━━━ Records provided

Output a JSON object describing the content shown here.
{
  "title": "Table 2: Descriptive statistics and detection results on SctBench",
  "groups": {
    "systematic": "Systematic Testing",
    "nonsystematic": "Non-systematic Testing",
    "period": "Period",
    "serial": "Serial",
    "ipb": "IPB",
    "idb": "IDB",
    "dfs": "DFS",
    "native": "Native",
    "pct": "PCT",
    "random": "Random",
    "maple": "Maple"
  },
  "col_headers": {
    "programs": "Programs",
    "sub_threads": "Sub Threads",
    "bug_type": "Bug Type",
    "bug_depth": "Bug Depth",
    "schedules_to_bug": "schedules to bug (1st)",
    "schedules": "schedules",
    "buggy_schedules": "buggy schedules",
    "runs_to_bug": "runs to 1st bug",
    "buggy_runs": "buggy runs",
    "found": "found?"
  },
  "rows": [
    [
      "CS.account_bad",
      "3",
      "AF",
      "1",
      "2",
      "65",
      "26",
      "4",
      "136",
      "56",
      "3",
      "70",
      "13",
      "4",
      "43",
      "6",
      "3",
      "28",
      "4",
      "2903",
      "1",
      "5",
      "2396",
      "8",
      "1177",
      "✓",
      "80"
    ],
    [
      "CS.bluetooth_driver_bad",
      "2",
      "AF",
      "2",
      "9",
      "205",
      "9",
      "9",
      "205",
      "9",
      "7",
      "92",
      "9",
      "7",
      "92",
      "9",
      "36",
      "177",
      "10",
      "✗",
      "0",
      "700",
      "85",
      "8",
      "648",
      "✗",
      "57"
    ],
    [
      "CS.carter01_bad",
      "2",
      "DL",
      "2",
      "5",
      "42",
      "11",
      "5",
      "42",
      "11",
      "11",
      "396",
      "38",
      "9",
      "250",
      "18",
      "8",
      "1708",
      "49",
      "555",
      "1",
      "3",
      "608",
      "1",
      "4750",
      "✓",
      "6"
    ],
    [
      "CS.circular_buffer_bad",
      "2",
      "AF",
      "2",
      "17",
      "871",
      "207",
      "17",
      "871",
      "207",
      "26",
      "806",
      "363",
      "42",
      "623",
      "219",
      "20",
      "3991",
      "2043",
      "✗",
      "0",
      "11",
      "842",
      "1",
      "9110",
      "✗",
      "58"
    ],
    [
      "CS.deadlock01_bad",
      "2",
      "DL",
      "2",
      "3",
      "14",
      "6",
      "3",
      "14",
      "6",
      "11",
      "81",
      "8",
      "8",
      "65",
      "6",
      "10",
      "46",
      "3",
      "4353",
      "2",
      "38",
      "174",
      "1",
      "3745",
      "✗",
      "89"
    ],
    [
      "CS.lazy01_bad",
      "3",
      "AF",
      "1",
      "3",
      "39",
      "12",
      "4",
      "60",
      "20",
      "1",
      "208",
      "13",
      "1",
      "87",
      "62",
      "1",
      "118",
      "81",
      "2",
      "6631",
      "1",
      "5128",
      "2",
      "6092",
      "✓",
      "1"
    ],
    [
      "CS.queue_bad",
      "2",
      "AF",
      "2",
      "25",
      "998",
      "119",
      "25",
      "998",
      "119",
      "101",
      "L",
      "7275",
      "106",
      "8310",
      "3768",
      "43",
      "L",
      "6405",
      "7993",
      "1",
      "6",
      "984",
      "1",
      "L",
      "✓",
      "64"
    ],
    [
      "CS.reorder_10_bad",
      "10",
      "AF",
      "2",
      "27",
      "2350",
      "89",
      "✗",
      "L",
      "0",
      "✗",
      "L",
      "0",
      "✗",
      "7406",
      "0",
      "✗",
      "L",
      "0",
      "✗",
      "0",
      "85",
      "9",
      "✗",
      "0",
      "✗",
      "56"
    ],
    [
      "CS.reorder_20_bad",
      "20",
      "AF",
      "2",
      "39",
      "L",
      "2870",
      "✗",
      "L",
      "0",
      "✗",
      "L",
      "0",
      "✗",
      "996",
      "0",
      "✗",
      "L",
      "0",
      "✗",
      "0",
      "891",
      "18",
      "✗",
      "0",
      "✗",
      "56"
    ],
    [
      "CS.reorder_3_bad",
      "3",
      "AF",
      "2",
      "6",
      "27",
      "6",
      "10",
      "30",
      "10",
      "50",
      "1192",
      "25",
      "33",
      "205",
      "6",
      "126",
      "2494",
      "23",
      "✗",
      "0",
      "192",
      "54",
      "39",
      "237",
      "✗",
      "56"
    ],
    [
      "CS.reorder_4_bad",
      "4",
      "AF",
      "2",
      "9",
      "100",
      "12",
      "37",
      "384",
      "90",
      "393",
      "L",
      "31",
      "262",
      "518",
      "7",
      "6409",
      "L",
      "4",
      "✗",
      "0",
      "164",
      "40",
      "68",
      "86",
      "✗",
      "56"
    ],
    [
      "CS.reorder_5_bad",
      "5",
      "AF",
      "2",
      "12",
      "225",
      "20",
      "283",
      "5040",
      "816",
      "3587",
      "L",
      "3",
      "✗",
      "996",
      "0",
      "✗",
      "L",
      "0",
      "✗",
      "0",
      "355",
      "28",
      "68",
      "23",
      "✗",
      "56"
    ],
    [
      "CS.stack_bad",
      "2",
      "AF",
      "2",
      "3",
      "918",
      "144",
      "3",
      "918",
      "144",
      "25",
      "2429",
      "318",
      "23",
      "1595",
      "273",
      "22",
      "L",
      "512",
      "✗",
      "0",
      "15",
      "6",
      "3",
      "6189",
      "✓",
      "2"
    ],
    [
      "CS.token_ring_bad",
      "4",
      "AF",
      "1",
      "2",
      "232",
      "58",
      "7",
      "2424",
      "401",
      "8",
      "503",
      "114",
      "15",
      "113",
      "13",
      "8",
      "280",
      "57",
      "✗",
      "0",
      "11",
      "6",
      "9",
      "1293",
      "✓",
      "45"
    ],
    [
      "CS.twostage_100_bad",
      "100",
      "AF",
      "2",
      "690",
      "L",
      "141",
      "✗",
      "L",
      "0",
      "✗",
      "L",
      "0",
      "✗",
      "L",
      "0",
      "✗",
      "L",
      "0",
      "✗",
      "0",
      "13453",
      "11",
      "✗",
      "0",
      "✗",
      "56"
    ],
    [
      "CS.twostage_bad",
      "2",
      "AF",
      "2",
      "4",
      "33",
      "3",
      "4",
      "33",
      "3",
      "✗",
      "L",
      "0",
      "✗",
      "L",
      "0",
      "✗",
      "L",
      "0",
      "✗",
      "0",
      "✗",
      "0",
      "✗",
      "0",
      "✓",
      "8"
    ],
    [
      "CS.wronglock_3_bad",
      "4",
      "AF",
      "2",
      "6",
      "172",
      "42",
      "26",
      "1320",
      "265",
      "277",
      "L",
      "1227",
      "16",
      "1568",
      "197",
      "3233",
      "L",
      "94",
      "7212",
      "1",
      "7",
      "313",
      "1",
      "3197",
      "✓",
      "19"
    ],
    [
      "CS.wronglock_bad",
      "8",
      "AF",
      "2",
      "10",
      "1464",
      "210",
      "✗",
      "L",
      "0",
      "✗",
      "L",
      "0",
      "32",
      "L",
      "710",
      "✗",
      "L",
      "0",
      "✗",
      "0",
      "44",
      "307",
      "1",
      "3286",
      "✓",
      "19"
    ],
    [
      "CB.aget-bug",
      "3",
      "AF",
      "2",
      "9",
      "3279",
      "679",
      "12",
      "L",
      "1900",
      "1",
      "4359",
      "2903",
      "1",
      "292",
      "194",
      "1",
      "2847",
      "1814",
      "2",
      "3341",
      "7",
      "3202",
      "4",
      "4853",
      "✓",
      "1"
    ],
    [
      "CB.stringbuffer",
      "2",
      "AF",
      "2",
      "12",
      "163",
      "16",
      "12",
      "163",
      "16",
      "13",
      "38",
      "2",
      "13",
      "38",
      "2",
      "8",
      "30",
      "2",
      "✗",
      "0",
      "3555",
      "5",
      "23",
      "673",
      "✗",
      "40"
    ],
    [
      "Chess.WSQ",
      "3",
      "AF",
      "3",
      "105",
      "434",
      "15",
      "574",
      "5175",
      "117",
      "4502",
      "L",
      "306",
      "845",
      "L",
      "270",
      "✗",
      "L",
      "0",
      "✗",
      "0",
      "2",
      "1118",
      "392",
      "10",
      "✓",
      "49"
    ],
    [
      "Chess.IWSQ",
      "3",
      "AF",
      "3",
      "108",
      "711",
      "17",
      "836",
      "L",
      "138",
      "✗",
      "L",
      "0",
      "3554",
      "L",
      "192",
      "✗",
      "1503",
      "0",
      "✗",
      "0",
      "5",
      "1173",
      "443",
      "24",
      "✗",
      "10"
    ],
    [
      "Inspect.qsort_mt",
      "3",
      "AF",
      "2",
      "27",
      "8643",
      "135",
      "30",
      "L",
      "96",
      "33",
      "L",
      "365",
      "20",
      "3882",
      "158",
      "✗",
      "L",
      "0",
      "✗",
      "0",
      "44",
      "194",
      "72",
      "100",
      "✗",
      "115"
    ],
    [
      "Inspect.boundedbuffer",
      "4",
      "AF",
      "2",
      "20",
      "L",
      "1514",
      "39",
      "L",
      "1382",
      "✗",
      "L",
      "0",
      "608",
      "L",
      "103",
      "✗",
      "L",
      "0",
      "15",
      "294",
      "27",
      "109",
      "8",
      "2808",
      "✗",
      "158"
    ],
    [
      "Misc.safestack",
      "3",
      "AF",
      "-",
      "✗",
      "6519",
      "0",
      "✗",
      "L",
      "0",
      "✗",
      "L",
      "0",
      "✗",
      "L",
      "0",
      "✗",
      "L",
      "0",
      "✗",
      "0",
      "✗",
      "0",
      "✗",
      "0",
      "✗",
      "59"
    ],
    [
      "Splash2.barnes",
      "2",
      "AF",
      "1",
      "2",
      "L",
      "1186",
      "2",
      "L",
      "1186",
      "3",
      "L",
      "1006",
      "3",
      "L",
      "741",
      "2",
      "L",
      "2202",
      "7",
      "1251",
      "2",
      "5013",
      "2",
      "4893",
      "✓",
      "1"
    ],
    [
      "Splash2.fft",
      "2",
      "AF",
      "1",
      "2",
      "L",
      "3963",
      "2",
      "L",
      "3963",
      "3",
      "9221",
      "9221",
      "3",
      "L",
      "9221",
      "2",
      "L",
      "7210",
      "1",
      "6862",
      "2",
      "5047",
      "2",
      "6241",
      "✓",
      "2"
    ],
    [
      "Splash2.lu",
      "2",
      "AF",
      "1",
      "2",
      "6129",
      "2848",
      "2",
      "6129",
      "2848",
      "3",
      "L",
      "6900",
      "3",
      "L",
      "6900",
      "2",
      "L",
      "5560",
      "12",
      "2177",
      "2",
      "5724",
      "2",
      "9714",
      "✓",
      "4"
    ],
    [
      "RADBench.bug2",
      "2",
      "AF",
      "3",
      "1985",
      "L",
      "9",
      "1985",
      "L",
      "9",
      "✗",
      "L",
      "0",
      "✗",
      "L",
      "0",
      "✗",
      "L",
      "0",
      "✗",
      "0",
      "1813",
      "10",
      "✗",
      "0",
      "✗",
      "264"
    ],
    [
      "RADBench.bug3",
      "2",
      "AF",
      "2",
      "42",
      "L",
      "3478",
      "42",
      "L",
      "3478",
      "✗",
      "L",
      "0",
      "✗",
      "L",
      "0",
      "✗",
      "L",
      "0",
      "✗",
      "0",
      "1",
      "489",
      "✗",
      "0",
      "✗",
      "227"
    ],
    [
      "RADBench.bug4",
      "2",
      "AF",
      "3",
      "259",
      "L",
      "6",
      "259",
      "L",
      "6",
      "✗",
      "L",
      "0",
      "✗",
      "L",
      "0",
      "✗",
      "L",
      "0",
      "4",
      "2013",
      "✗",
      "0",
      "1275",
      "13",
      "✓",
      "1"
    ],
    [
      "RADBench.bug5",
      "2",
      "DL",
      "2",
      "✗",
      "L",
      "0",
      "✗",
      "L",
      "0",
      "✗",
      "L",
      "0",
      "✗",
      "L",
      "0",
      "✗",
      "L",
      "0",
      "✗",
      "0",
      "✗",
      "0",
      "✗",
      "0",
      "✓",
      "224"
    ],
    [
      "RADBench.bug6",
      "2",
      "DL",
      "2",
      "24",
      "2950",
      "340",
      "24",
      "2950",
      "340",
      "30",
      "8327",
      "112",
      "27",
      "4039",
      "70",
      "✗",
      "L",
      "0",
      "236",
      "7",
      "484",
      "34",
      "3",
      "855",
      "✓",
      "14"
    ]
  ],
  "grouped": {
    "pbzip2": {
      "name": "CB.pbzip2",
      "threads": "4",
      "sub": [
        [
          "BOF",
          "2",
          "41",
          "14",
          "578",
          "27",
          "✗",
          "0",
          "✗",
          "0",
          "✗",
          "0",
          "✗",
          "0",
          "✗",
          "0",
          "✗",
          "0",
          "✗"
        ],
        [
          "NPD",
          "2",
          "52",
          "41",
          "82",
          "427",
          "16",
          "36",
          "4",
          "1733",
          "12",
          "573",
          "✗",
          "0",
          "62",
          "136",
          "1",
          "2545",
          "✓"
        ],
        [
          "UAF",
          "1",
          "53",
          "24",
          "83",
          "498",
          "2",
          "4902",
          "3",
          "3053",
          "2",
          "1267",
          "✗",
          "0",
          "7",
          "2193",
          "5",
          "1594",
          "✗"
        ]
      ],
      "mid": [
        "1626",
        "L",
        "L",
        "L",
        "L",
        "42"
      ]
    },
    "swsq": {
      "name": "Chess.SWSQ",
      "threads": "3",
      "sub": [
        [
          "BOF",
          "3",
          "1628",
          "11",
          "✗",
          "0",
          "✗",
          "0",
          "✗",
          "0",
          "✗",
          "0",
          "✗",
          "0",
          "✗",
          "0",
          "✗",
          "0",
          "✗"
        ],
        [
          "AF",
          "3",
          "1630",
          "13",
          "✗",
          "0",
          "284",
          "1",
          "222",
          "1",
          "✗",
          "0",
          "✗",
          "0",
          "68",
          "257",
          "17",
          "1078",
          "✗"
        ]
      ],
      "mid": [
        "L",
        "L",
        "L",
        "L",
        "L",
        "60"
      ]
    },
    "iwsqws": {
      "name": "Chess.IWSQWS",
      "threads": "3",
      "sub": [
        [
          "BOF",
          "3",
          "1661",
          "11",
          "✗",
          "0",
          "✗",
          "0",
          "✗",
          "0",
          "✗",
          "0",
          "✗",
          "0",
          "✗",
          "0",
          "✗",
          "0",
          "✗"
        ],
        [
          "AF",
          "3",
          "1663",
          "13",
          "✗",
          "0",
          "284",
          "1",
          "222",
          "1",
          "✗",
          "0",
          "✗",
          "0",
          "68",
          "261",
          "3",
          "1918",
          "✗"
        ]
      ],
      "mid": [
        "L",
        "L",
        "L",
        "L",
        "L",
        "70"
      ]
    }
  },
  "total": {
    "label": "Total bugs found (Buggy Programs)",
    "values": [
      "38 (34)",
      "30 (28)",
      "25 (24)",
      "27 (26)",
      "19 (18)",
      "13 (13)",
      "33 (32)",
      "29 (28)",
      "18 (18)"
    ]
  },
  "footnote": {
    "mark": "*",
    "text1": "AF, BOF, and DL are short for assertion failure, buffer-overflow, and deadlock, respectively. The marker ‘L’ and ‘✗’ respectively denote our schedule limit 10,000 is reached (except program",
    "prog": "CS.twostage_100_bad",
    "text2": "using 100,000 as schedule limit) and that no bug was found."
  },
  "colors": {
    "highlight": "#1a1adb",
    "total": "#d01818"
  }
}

━━━━━━

**Work to do:** Every line containing the string "Inspect" must be listed.

**Response:**
      "Inspect.qsort_mt",
      "Inspect.boundedbuffer",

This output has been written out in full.